Written instruction:
Copy out all the lines exactly. Omit pictures.

━━━ Records to use ━━━

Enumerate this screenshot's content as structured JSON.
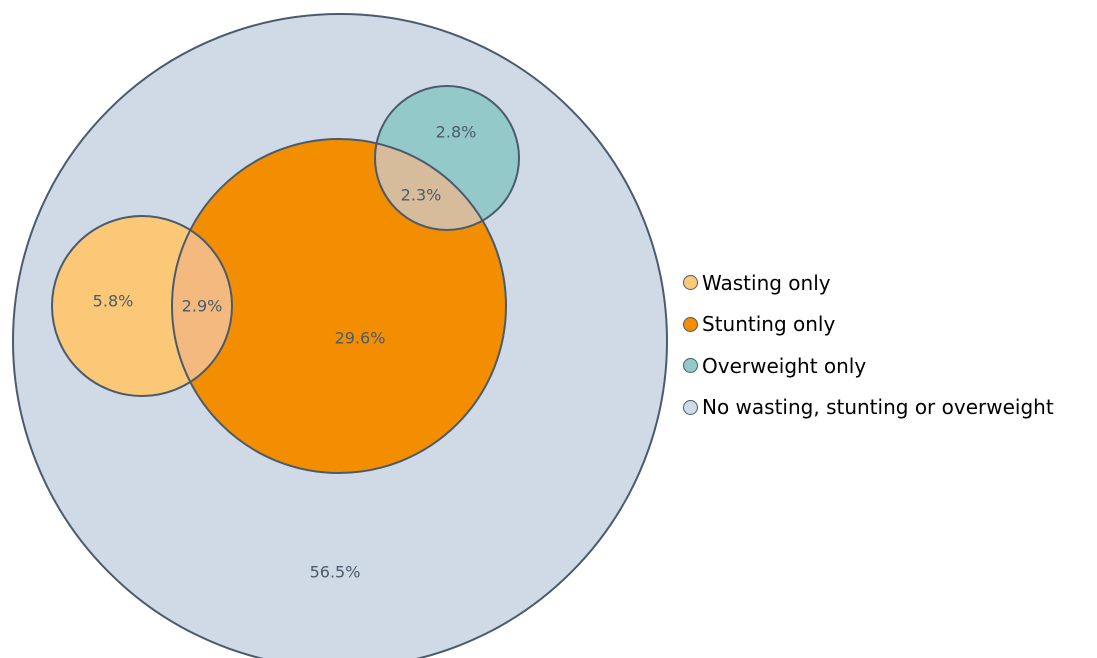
{
  "colors": {
    "outline": "#4a5b6e",
    "wasting": "#fbc878",
    "stunting": "#f28e00",
    "overweight": "#94c9c9",
    "none": "#d0dae6",
    "wasting_stunting_overlap": "#f3b97f",
    "stunting_overweight_overlap": "#d6bc9a"
  },
  "regions": {
    "none": "56.5%",
    "wasting_only": "5.8%",
    "wasting_stunting": "2.9%",
    "stunting_only": "29.6%",
    "stunting_overweight": "2.3%",
    "overweight_only": "2.8%"
  },
  "legend": {
    "items": [
      {
        "label": "Wasting only",
        "color": "#fbc878"
      },
      {
        "label": "Stunting only",
        "color": "#f28e00"
      },
      {
        "label": "Overweight only",
        "color": "#94c9c9"
      },
      {
        "label": "No wasting, stunting or overweight",
        "color": "#d0dae6"
      }
    ]
  }
}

━━━

Answer for this exercise:
Enumerate this screenshot's content as structured JSON.
{
  "colors": {
    "outline": "#4a5b6e",
    "wasting": "#fbc878",
    "stunting": "#f28e00",
    "overweight": "#94c9c9",
    "none": "#d0dae6",
    "wasting_stunting_overlap": "#f3b97f",
    "stunting_overweight_overlap": "#d6bc9a"
  },
  "regions": {
    "none": "56.5%",
    "wasting_only": "5.8%",
    "wasting_stunting": "2.9%",
    "stunting_only": "29.6%",
    "stunting_overweight": "2.3%",
    "overweight_only": "2.8%"
  },
  "legend": {
    "items": [
      {
        "label": "Wasting only",
        "color": "#fbc878"
      },
      {
        "label": "Stunting only",
        "color": "#f28e00"
      },
      {
        "label": "Overweight only",
        "color": "#94c9c9"
      },
      {
        "label": "No wasting, stunting or overweight",
        "color": "#d0dae6"
      }
    ]
  }
}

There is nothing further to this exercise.